Task details
Wherever a line below holds the word "combustion", copy that line.

-- start of Excerpted records --

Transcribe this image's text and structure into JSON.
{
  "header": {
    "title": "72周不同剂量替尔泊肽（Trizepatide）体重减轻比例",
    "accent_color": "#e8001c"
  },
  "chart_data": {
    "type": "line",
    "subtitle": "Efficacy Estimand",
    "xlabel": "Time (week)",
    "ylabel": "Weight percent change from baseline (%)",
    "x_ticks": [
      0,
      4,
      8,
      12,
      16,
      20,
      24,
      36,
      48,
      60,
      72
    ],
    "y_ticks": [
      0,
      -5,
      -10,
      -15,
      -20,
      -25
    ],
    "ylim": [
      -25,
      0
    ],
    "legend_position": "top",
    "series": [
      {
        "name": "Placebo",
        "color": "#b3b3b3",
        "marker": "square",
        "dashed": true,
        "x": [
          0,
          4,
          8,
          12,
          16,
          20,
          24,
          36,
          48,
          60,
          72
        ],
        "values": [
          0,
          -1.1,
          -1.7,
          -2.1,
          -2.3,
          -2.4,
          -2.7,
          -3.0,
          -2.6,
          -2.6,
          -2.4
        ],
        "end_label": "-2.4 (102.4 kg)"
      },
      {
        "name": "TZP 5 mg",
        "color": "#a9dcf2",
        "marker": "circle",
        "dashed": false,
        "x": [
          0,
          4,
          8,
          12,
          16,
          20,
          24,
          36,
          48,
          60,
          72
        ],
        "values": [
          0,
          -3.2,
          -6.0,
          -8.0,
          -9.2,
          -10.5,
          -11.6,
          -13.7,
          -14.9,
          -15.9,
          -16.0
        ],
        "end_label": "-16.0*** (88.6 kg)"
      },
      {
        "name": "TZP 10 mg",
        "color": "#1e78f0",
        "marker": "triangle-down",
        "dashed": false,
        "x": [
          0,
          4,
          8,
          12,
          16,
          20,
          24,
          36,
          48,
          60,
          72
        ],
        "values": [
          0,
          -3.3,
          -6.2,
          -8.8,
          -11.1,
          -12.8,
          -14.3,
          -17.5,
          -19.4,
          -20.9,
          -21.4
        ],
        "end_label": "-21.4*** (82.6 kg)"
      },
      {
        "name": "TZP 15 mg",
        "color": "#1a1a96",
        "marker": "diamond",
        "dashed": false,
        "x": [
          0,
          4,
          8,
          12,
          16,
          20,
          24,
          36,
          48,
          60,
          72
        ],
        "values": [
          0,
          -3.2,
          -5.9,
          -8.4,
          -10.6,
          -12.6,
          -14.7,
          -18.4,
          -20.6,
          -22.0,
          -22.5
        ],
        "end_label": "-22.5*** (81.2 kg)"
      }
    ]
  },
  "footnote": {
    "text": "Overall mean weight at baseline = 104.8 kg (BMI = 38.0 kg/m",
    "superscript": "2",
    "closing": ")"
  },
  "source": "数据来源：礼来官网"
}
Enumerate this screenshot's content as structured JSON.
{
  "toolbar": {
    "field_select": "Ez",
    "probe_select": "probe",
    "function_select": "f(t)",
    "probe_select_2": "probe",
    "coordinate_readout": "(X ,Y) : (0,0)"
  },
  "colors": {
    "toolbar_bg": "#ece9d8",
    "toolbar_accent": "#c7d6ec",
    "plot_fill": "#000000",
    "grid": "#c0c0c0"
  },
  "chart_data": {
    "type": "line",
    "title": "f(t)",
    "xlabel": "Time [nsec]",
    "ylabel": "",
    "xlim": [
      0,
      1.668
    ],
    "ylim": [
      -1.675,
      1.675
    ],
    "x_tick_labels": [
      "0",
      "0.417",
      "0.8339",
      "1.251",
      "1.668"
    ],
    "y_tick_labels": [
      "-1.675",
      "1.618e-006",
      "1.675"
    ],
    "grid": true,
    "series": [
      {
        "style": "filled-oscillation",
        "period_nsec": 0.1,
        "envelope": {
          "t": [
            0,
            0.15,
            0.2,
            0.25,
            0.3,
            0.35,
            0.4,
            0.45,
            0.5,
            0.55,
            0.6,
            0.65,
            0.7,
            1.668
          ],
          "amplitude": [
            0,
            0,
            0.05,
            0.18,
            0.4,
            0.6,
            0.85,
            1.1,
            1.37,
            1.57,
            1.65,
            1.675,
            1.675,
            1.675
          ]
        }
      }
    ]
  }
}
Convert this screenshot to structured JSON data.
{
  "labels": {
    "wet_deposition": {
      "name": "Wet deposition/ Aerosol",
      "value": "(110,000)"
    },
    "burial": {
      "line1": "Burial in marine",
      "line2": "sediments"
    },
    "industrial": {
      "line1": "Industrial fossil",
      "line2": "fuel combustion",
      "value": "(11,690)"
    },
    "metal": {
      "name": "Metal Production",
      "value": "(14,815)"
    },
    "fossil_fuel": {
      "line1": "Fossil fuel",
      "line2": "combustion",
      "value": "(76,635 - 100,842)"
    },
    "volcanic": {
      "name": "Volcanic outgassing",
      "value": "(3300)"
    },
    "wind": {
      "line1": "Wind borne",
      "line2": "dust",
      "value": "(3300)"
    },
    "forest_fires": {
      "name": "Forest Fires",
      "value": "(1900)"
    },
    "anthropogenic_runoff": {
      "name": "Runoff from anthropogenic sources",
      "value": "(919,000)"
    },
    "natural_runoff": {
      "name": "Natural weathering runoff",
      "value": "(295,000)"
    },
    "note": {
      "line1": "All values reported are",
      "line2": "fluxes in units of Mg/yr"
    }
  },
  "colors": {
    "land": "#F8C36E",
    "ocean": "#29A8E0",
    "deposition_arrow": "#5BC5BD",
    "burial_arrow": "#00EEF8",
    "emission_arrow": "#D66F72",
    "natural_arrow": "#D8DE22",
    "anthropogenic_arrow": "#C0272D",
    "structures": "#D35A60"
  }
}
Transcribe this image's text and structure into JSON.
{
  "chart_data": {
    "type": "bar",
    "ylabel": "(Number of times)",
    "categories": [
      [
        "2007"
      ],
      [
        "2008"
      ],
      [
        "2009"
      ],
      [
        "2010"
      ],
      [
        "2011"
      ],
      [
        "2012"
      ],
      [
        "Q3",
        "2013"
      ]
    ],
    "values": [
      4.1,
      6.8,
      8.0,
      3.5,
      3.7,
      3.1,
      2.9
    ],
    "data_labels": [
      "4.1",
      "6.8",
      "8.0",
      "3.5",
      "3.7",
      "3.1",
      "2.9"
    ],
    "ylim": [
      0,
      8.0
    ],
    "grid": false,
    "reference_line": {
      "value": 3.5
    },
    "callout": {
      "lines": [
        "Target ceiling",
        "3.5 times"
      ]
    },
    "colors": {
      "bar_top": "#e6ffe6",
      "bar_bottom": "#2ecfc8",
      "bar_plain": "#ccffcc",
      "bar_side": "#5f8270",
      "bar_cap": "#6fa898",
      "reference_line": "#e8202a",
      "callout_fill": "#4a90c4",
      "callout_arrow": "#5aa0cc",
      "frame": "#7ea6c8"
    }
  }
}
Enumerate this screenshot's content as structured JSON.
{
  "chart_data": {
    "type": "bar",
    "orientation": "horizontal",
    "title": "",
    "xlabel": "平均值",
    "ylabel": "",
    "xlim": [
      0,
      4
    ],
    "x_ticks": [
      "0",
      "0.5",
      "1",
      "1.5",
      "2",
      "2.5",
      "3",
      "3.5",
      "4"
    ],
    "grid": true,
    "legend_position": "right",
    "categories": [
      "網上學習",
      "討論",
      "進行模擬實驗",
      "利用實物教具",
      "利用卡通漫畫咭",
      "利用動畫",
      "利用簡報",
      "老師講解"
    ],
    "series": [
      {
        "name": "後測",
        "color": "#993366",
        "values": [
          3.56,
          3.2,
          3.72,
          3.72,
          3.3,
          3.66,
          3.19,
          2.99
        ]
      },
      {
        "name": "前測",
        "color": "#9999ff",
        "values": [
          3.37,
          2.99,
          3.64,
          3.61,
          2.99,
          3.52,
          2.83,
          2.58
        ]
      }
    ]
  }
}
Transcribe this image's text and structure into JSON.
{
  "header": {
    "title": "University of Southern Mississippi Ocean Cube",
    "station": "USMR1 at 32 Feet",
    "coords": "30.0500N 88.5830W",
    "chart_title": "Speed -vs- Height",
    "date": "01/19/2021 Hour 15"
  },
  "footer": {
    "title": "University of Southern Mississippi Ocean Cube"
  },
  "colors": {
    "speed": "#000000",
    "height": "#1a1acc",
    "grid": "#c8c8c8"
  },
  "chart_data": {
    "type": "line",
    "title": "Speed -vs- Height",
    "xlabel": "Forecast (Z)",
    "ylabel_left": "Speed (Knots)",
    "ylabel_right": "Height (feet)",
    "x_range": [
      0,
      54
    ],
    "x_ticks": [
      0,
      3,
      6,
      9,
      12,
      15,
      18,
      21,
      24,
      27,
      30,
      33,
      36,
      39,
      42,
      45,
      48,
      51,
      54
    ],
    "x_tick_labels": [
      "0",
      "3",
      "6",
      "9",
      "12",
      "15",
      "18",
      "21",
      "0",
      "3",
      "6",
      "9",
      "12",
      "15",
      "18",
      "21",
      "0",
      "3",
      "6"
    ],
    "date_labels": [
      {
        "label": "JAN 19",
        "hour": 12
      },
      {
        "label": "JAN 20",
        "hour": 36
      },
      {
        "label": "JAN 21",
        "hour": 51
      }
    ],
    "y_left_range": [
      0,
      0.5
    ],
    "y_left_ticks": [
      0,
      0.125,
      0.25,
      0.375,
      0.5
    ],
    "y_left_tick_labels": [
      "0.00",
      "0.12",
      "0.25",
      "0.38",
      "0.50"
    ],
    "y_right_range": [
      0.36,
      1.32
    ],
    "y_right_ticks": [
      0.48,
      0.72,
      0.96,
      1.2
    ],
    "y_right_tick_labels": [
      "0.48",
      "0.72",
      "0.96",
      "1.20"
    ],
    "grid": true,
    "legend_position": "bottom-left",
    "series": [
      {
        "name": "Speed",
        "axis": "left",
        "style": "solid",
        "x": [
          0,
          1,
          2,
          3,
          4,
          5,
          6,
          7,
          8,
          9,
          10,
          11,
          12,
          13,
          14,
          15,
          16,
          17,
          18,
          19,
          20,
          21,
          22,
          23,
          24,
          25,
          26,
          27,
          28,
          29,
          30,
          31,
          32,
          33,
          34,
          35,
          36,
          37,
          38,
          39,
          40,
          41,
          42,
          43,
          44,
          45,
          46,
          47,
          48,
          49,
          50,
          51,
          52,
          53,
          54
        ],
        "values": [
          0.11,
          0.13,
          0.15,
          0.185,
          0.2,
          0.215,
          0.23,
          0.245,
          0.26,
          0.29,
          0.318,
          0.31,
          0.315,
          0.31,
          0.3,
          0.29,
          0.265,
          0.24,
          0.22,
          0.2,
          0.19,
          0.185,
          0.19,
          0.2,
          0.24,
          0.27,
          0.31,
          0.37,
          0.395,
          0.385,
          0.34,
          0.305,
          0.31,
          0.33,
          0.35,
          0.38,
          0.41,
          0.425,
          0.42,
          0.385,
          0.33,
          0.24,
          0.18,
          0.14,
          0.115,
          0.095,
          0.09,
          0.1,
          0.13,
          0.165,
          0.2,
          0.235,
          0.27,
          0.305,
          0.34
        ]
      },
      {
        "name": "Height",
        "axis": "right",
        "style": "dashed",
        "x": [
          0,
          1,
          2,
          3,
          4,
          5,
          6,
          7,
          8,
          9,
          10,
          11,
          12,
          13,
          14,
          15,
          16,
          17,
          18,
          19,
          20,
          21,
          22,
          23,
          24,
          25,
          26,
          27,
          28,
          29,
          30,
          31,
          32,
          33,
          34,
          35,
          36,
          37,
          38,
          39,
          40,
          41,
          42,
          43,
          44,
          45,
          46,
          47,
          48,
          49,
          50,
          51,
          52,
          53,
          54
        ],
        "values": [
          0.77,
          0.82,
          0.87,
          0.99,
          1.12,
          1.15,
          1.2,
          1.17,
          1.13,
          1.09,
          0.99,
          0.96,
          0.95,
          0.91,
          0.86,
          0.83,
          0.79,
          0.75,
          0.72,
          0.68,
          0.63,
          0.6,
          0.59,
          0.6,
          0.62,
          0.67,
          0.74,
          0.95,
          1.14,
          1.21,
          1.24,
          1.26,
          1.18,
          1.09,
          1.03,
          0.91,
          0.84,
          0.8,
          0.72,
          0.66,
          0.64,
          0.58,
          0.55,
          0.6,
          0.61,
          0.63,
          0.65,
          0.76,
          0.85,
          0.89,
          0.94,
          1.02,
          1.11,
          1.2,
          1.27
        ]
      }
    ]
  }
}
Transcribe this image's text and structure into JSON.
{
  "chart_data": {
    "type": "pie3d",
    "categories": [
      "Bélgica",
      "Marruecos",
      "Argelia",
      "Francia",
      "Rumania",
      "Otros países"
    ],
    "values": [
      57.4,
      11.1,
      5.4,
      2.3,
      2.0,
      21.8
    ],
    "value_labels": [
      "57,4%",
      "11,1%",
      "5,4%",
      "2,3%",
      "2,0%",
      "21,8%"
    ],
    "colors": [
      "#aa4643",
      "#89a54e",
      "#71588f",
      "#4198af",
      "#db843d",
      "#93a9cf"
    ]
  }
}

-- end of Excerpted records --

Correct output
      "line2": "fuel combustion",
      "line2": "combustion",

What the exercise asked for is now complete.